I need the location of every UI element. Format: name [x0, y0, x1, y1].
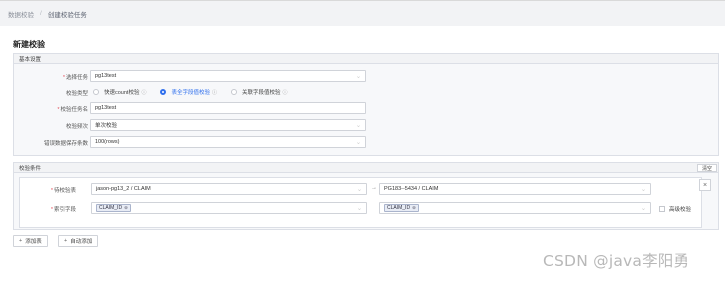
- chevron-down-icon: ⌄: [640, 188, 646, 192]
- error-count-select[interactable]: 100(rows) ⌄: [90, 136, 366, 148]
- type-label: 校验类型: [65, 91, 88, 97]
- target-table-select[interactable]: PG183--5434 / CLAIM ⌄: [379, 183, 651, 195]
- basic-settings-header: 基本设置: [14, 54, 718, 64]
- advanced-check[interactable]: 高级校验: [659, 205, 691, 213]
- basic-settings-title: 基本设置: [19, 56, 42, 63]
- source-table-value: jason-pg13_2 / CLAIM: [96, 186, 151, 192]
- conditions-header: 校验条件: [14, 163, 718, 173]
- auto-add-label: 自动添加: [70, 239, 93, 245]
- page-title: 新建校验: [13, 40, 45, 49]
- add-table-label: 添加表: [25, 239, 42, 245]
- source-table-select[interactable]: jason-pg13_2 / CLAIM ⌄: [91, 183, 367, 195]
- source-table-label: *待校验表: [50, 188, 76, 194]
- radio-label: 快速count校验: [104, 90, 140, 96]
- breadcrumb-separator: /: [40, 10, 42, 17]
- chevron-down-icon: ⌄: [640, 207, 646, 211]
- tag-close-icon[interactable]: ⊗: [412, 205, 416, 211]
- task-select-value: pg13test: [95, 73, 117, 79]
- chevron-down-icon: ⌄: [356, 207, 362, 211]
- index-field-label: *索引字段: [50, 207, 76, 213]
- error-count-label: 错误数据保存条数: [43, 141, 88, 147]
- source-index-select[interactable]: CLAIM_ID ⊗ ⌄: [91, 202, 367, 214]
- required-mark: *: [50, 207, 53, 213]
- advanced-check-label: 高级校验: [669, 207, 692, 213]
- chevron-down-icon: ⌄: [356, 188, 362, 192]
- task-name-input[interactable]: pg13test: [90, 102, 366, 114]
- radio-dot: [160, 89, 167, 95]
- condition-row-box: *待校验表 jason-pg13_2 / CLAIM ⌄ → PG183--54…: [19, 177, 702, 228]
- clear-button[interactable]: 清空: [696, 164, 717, 172]
- arrow-right-icon: →: [371, 185, 377, 191]
- frequency-label: 校验频次: [65, 124, 88, 130]
- radio-full-field[interactable]: 表全字段值校验 ⓘ: [160, 88, 217, 96]
- breadcrumb-current: 创建校验任务: [47, 11, 87, 19]
- frequency-select[interactable]: 单次校验 ⌄: [90, 119, 366, 131]
- auto-add-button[interactable]: + 自动添加: [58, 235, 99, 247]
- tag-close-icon[interactable]: ⊗: [124, 205, 128, 211]
- add-table-button[interactable]: + 添加表: [13, 235, 48, 247]
- chevron-down-icon: ⌄: [355, 141, 361, 145]
- radio-dot: [93, 89, 99, 95]
- task-select[interactable]: pg13test ⌄: [90, 70, 366, 82]
- tag-label: CLAIM_ID: [99, 205, 123, 211]
- breadcrumb-parent[interactable]: 数据校验: [8, 9, 34, 19]
- tag-label: CLAIM_ID: [387, 205, 411, 211]
- info-icon[interactable]: ⓘ: [283, 89, 288, 96]
- frequency-value: 单次校验: [95, 123, 118, 129]
- plus-icon: +: [19, 238, 23, 244]
- target-table-value: PG183--5434 / CLAIM: [384, 186, 439, 192]
- close-icon[interactable]: ×: [699, 179, 711, 191]
- conditions-title: 校验条件: [19, 165, 42, 172]
- radio-dot: [231, 89, 238, 95]
- source-index-tag: CLAIM_ID ⊗: [96, 204, 131, 212]
- target-index-tag: CLAIM_ID ⊗: [384, 204, 419, 212]
- checkbox-box: [659, 206, 665, 212]
- required-mark: *: [62, 75, 65, 81]
- chevron-down-icon: ⌄: [355, 124, 361, 128]
- basic-settings-panel: 基本设置 *选择任务 pg13test ⌄ 校验类型 快速count校验 ⓘ 表…: [13, 53, 719, 156]
- radio-label: 表全字段值校验: [171, 90, 210, 96]
- radio-related-field[interactable]: 关联字段值校验 ⓘ: [231, 88, 288, 96]
- required-mark: *: [50, 188, 53, 194]
- task-label: *选择任务: [62, 75, 88, 81]
- target-index-select[interactable]: CLAIM_ID ⊗ ⌄: [379, 202, 651, 214]
- radio-label: 关联字段值校验: [242, 90, 281, 96]
- conditions-panel: 校验条件 清空 *待校验表 jason-pg13_2 / CLAIM ⌄ → P…: [13, 162, 719, 230]
- task-name-value: pg13test: [95, 105, 117, 111]
- plus-icon: +: [64, 238, 68, 244]
- radio-quick-count[interactable]: 快速count校验 ⓘ: [93, 88, 146, 96]
- error-count-value: 100(rows): [95, 139, 120, 145]
- breadcrumb: 数据校验 / 创建校验任务: [0, 0, 725, 26]
- task-name-label: *校验任务名: [57, 107, 88, 113]
- type-radio-group: 快速count校验 ⓘ 表全字段值校验 ⓘ 关联字段值校验 ⓘ: [93, 88, 302, 96]
- watermark: CSDN @java李阳勇: [543, 252, 690, 270]
- chevron-down-icon: ⌄: [355, 75, 361, 79]
- info-icon[interactable]: ⓘ: [141, 89, 146, 96]
- info-icon[interactable]: ⓘ: [212, 89, 217, 96]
= = = = = = =
_BRIEF_
Reproduce every line of the material above word for word, leaving out the picture.

_THE COMPLETED TASK_
I need the location of every UI element. Format: name [x0, y0, x1, y1].
- chevron-down-icon: ⌄: [640, 188, 646, 192]
- error-count-select[interactable]: 100(rows) ⌄: [90, 136, 366, 148]
- type-label: 校验类型: [65, 91, 88, 97]
- target-table-select[interactable]: PG183--5434 / CLAIM ⌄: [379, 183, 651, 195]
- basic-settings-header: 基本设置: [14, 54, 718, 64]
- advanced-check[interactable]: 高级校验: [659, 205, 691, 213]
- basic-settings-title: 基本设置: [19, 56, 42, 63]
- source-table-value: jason-pg13_2 / CLAIM: [96, 186, 151, 192]
- conditions-header: 校验条件: [14, 163, 718, 173]
- auto-add-label: 自动添加: [70, 239, 93, 245]
- page-title: 新建校验: [13, 40, 45, 49]
- add-table-label: 添加表: [25, 239, 42, 245]
- source-table-select[interactable]: jason-pg13_2 / CLAIM ⌄: [91, 183, 367, 195]
- source-table-label: *待校验表: [50, 188, 76, 194]
- radio-label: 快速count校验: [104, 90, 140, 96]
- breadcrumb-separator: /: [40, 10, 42, 17]
- chevron-down-icon: ⌄: [640, 207, 646, 211]
- tag-close-icon[interactable]: ⊗: [412, 205, 416, 211]
- task-select-value: pg13test: [95, 73, 117, 79]
- chevron-down-icon: ⌄: [356, 207, 362, 211]
- index-field-label: *索引字段: [50, 207, 76, 213]
- error-count-label: 错误数据保存条数: [43, 141, 88, 147]
- source-index-select[interactable]: CLAIM_ID ⊗ ⌄: [91, 202, 367, 214]
- required-mark: *: [50, 207, 53, 213]
- advanced-check-label: 高级校验: [669, 207, 692, 213]
- chevron-down-icon: ⌄: [356, 188, 362, 192]
- task-name-input[interactable]: pg13test: [90, 102, 366, 114]
- radio-dot: [160, 89, 167, 95]
- condition-row-box: *待校验表 jason-pg13_2 / CLAIM ⌄ → PG183--54…: [19, 177, 702, 228]
- clear-button[interactable]: 清空: [696, 164, 717, 172]
- arrow-right-icon: →: [371, 185, 377, 191]
- frequency-label: 校验频次: [65, 124, 88, 130]
- radio-full-field[interactable]: 表全字段值校验 ⓘ: [160, 88, 217, 96]
- breadcrumb-current: 创建校验任务: [47, 11, 87, 19]
- frequency-select[interactable]: 单次校验 ⌄: [90, 119, 366, 131]
- auto-add-button[interactable]: + 自动添加: [58, 235, 99, 247]
- tag-close-icon[interactable]: ⊗: [124, 205, 128, 211]
- add-table-button[interactable]: + 添加表: [13, 235, 48, 247]
- chevron-down-icon: ⌄: [355, 141, 361, 145]
- radio-dot: [93, 89, 99, 95]
- task-select[interactable]: pg13test ⌄: [90, 70, 366, 82]
- tag-label: CLAIM_ID: [99, 205, 123, 211]
- breadcrumb-parent[interactable]: 数据校验: [8, 9, 34, 19]
- tag-label: CLAIM_ID: [387, 205, 411, 211]
- info-icon[interactable]: ⓘ: [283, 89, 288, 96]
- frequency-value: 单次校验: [95, 123, 118, 129]
- plus-icon: +: [19, 238, 23, 244]
- target-table-value: PG183--5434 / CLAIM: [384, 186, 439, 192]
- close-icon[interactable]: ×: [699, 179, 711, 191]
- conditions-title: 校验条件: [19, 165, 42, 172]
- radio-dot: [231, 89, 238, 95]
- source-index-tag: CLAIM_ID ⊗: [96, 204, 131, 212]
- target-index-tag: CLAIM_ID ⊗: [384, 204, 419, 212]
- checkbox-box: [659, 206, 665, 212]
- required-mark: *: [62, 75, 65, 81]
- chevron-down-icon: ⌄: [355, 124, 361, 128]
- basic-settings-panel: 基本设置 *选择任务 pg13test ⌄ 校验类型 快速count校验 ⓘ 表…: [13, 53, 719, 156]
- radio-label: 表全字段值校验: [171, 90, 210, 96]
- radio-related-field[interactable]: 关联字段值校验 ⓘ: [231, 88, 288, 96]
- required-mark: *: [50, 188, 53, 194]
- task-label: *选择任务: [62, 75, 88, 81]
- target-index-select[interactable]: CLAIM_ID ⊗ ⌄: [379, 202, 651, 214]
- radio-label: 关联字段值校验: [242, 90, 281, 96]
- conditions-panel: 校验条件 清空 *待校验表 jason-pg13_2 / CLAIM ⌄ → P…: [13, 162, 719, 230]
- task-name-value: pg13test: [95, 105, 117, 111]
- plus-icon: +: [64, 238, 68, 244]
- radio-quick-count[interactable]: 快速count校验 ⓘ: [93, 88, 146, 96]
- error-count-value: 100(rows): [95, 139, 120, 145]
- breadcrumb: 数据校验 / 创建校验任务: [0, 0, 725, 26]
- task-name-label: *校验任务名: [57, 107, 88, 113]
- type-radio-group: 快速count校验 ⓘ 表全字段值校验 ⓘ 关联字段值校验 ⓘ: [93, 88, 302, 96]
- watermark: CSDN @java李阳勇: [543, 252, 690, 270]
- chevron-down-icon: ⌄: [355, 75, 361, 79]
- info-icon[interactable]: ⓘ: [141, 89, 146, 96]
- info-icon[interactable]: ⓘ: [212, 89, 217, 96]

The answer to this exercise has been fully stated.